— START Listed records —

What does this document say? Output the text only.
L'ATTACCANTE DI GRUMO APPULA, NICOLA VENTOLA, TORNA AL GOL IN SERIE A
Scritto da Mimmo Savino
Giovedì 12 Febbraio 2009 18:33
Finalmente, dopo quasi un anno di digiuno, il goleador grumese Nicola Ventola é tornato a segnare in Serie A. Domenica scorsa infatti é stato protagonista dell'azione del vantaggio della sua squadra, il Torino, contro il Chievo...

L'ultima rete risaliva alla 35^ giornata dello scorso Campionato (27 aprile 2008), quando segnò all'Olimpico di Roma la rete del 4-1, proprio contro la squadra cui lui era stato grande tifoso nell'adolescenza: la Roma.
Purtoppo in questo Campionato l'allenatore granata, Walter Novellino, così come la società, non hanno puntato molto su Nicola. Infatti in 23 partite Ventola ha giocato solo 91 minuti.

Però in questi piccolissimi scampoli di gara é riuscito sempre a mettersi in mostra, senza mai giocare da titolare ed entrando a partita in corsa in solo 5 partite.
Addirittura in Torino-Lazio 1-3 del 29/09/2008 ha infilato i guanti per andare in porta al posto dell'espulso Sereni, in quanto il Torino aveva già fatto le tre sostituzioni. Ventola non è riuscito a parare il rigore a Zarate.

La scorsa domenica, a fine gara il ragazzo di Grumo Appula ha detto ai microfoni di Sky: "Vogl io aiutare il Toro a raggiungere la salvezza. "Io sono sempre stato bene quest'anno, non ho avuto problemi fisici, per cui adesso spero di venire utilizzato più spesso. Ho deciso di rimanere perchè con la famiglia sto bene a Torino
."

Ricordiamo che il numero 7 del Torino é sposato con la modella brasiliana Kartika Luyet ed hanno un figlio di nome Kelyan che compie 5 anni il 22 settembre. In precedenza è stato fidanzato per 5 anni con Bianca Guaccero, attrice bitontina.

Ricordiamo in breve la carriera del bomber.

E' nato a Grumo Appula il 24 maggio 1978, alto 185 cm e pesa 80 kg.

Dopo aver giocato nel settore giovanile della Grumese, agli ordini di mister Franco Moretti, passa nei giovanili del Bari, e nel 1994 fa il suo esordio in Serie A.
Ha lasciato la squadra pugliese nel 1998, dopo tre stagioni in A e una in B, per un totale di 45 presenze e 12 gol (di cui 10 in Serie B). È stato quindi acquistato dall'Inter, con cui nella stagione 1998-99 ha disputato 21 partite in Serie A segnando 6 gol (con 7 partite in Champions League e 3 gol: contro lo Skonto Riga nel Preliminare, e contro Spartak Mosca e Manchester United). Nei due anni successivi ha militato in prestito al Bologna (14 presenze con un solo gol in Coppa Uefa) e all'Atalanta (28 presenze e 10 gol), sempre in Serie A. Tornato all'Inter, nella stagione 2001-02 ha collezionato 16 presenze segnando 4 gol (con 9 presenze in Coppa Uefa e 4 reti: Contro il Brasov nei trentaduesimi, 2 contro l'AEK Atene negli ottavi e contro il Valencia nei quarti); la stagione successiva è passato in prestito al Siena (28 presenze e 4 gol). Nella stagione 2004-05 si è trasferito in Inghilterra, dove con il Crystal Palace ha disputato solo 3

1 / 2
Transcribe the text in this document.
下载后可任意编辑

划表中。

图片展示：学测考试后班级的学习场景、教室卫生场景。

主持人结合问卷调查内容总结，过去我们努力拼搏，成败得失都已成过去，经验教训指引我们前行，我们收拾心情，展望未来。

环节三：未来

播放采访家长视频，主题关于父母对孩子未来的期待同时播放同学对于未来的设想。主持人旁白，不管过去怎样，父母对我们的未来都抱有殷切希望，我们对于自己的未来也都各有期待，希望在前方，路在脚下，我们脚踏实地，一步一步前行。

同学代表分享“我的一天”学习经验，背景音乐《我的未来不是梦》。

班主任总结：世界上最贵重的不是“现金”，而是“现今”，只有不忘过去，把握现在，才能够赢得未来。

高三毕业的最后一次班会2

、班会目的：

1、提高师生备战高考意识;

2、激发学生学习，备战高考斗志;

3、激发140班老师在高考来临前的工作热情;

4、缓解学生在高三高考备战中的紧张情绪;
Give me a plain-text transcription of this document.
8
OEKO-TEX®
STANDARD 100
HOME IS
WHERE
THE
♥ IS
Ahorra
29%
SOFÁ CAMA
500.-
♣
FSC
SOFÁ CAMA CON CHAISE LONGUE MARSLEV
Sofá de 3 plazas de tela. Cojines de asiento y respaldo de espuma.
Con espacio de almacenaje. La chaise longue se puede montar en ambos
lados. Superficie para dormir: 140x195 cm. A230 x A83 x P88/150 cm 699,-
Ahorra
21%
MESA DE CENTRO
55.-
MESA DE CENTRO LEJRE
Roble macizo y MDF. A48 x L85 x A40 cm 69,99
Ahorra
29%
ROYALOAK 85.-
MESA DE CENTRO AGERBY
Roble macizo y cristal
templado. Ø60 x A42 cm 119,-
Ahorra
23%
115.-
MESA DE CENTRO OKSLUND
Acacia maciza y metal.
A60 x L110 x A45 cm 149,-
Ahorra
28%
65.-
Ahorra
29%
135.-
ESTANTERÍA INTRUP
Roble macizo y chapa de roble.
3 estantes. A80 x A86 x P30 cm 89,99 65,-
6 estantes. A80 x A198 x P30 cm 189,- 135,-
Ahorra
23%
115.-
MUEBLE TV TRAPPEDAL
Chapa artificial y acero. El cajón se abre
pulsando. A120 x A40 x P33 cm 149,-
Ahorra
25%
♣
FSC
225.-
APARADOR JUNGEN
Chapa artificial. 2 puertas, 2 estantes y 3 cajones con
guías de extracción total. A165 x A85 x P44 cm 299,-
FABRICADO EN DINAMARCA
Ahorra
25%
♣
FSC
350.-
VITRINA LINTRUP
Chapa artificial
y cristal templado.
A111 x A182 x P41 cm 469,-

— END Listed records —

◆ Task details:
Copy out all of the data exactly, leaving nothing out.

◆ Task solution:
What does this document say? Output the text only.
L'ATTACCANTE DI GRUMO APPULA, NICOLA VENTOLA, TORNA AL GOL IN SERIE A
Scritto da Mimmo Savino
Giovedì 12 Febbraio 2009 18:33
Finalmente, dopo quasi un anno di digiuno, il goleador grumese Nicola Ventola é tornato a segnare in Serie A. Domenica scorsa infatti é stato protagonista dell'azione del vantaggio della sua squadra, il Torino, contro il Chievo...

L'ultima rete risaliva alla 35^ giornata dello scorso Campionato (27 aprile 2008), quando segnò all'Olimpico di Roma la rete del 4-1, proprio contro la squadra cui lui era stato grande tifoso nell'adolescenza: la Roma.
Purtoppo in questo Campionato l'allenatore granata, Walter Novellino, così come la società, non hanno puntato molto su Nicola. Infatti in 23 partite Ventola ha giocato solo 91 minuti.

Però in questi piccolissimi scampoli di gara é riuscito sempre a mettersi in mostra, senza mai giocare da titolare ed entrando a partita in corsa in solo 5 partite.
Addirittura in Torino-Lazio 1-3 del 29/09/2008 ha infilato i guanti per andare in porta al posto dell'espulso Sereni, in quanto il Torino aveva già fatto le tre sostituzioni. Ventola non è riuscito a parare il rigore a Zarate.

La scorsa domenica, a fine gara il ragazzo di Grumo Appula ha detto ai microfoni di Sky: "Vogl io aiutare il Toro a raggiungere la salvezza. "Io sono sempre stato bene quest'anno, non ho avuto problemi fisici, per cui adesso spero di venire utilizzato più spesso. Ho deciso di rimanere perchè con la famiglia sto bene a Torino
."

Ricordiamo che il numero 7 del Torino é sposato con la modella brasiliana Kartika Luyet ed hanno un figlio di nome Kelyan che compie 5 anni il 22 settembre. In precedenza è stato fidanzato per 5 anni con Bianca Guaccero, attrice bitontina.

Ricordiamo in breve la carriera del bomber.

E' nato a Grumo Appula il 24 maggio 1978, alto 185 cm e pesa 80 kg.

Dopo aver giocato nel settore giovanile della Grumese, agli ordini di mister Franco Moretti, passa nei giovanili del Bari, e nel 1994 fa il suo esordio in Serie A.
Ha lasciato la squadra pugliese nel 1998, dopo tre stagioni in A e una in B, per un totale di 45 presenze e 12 gol (di cui 10 in Serie B). È stato quindi acquistato dall'Inter, con cui nella stagione 1998-99 ha disputato 21 partite in Serie A segnando 6 gol (con 7 partite in Champions League e 3 gol: contro lo Skonto Riga nel Preliminare, e contro Spartak Mosca e Manchester United). Nei due anni successivi ha militato in prestito al Bologna (14 presenze con un solo gol in Coppa Uefa) e all'Atalanta (28 presenze e 10 gol), sempre in Serie A. Tornato all'Inter, nella stagione 2001-02 ha collezionato 16 presenze segnando 4 gol (con 9 presenze in Coppa Uefa e 4 reti: Contro il Brasov nei trentaduesimi, 2 contro l'AEK Atene negli ottavi e contro il Valencia nei quarti); la stagione successiva è passato in prestito al Siena (28 presenze e 4 gol). Nella stagione 2004-05 si è trasferito in Inghilterra, dove con il Crystal Palace ha disputato solo 3

1 / 2
Transcribe the text in this document.
下载后可任意编辑

划表中。

图片展示：学测考试后班级的学习场景、教室卫生场景。

主持人结合问卷调查内容总结，过去我们努力拼搏，成败得失都已成过去，经验教训指引我们前行，我们收拾心情，展望未来。

环节三：未来

播放采访家长视频，主题关于父母对孩子未来的期待同时播放同学对于未来的设想。主持人旁白，不管过去怎样，父母对我们的未来都抱有殷切希望，我们对于自己的未来也都各有期待，希望在前方，路在脚下，我们脚踏实地，一步一步前行。

同学代表分享“我的一天”学习经验，背景音乐《我的未来不是梦》。

班主任总结：世界上最贵重的不是“现金”，而是“现今”，只有不忘过去，把握现在，才能够赢得未来。

高三毕业的最后一次班会2

、班会目的：

1、提高师生备战高考意识;

2、激发学生学习，备战高考斗志;

3、激发140班老师在高考来临前的工作热情;

4、缓解学生在高三高考备战中的紧张情绪;
Give me a plain-text transcription of this document.
8
OEKO-TEX®
STANDARD 100
HOME IS
WHERE
THE
♥ IS
Ahorra
29%
SOFÁ CAMA
500.-
♣
FSC
SOFÁ CAMA CON CHAISE LONGUE MARSLEV
Sofá de 3 plazas de tela. Cojines de asiento y respaldo de espuma.
Con espacio de almacenaje. La chaise longue se puede montar en ambos
lados. Superficie para dormir: 140x195 cm. A230 x A83 x P88/150 cm 699,-
Ahorra
21%
MESA DE CENTRO
55.-
MESA DE CENTRO LEJRE
Roble macizo y MDF. A48 x L85 x A40 cm 69,99
Ahorra
29%
ROYALOAK 85.-
MESA DE CENTRO AGERBY
Roble macizo y cristal
templado. Ø60 x A42 cm 119,-
Ahorra
23%
115.-
MESA DE CENTRO OKSLUND
Acacia maciza y metal.
A60 x L110 x A45 cm 149,-
Ahorra
28%
65.-
Ahorra
29%
135.-
ESTANTERÍA INTRUP
Roble macizo y chapa de roble.
3 estantes. A80 x A86 x P30 cm 89,99 65,-
6 estantes. A80 x A198 x P30 cm 189,- 135,-
Ahorra
23%
115.-
MUEBLE TV TRAPPEDAL
Chapa artificial y acero. El cajón se abre
pulsando. A120 x A40 x P33 cm 149,-
Ahorra
25%
♣
FSC
225.-
APARADOR JUNGEN
Chapa artificial. 2 puertas, 2 estantes y 3 cajones con
guías de extracción total. A165 x A85 x P44 cm 299,-
FABRICADO EN DINAMARCA
Ahorra
25%
♣
FSC
350.-
VITRINA LINTRUP
Chapa artificial
y cristal templado.
A111 x A182 x P41 cm 469,-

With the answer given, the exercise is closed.